SET TASK | Look through the lines below and state how many hold the word "title". Write only the number.

INFORMATION PROVIDED |
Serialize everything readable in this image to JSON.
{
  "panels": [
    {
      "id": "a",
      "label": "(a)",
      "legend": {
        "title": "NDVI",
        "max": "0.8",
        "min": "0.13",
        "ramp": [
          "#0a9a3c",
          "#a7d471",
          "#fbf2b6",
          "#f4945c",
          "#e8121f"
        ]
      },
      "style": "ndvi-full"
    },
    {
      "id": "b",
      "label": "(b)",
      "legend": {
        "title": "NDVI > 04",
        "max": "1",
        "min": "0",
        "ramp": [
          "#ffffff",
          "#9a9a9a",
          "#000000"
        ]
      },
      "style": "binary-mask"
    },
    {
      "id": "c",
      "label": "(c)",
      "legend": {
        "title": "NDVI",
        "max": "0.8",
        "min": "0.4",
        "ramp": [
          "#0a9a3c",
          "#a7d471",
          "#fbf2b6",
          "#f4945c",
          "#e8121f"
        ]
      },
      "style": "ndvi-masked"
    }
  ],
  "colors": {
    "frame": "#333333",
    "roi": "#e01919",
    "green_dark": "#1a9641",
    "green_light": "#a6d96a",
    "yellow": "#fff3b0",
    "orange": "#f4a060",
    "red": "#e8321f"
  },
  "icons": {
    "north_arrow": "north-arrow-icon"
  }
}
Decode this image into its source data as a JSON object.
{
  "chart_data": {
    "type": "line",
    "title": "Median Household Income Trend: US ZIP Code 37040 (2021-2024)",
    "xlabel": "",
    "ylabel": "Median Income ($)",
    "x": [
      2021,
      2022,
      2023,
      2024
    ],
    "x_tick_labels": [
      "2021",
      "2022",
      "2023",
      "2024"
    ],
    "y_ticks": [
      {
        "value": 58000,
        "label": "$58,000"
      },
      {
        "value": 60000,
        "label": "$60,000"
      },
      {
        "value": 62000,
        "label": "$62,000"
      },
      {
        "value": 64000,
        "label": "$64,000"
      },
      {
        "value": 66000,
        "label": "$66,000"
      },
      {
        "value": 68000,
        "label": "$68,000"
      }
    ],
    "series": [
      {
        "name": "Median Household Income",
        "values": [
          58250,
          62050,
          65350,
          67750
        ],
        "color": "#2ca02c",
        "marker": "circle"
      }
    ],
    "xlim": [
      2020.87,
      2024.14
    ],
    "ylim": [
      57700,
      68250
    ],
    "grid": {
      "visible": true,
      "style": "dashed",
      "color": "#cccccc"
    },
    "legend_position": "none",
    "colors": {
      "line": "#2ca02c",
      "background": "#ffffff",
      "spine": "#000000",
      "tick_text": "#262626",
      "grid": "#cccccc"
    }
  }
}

SOLUTION | 4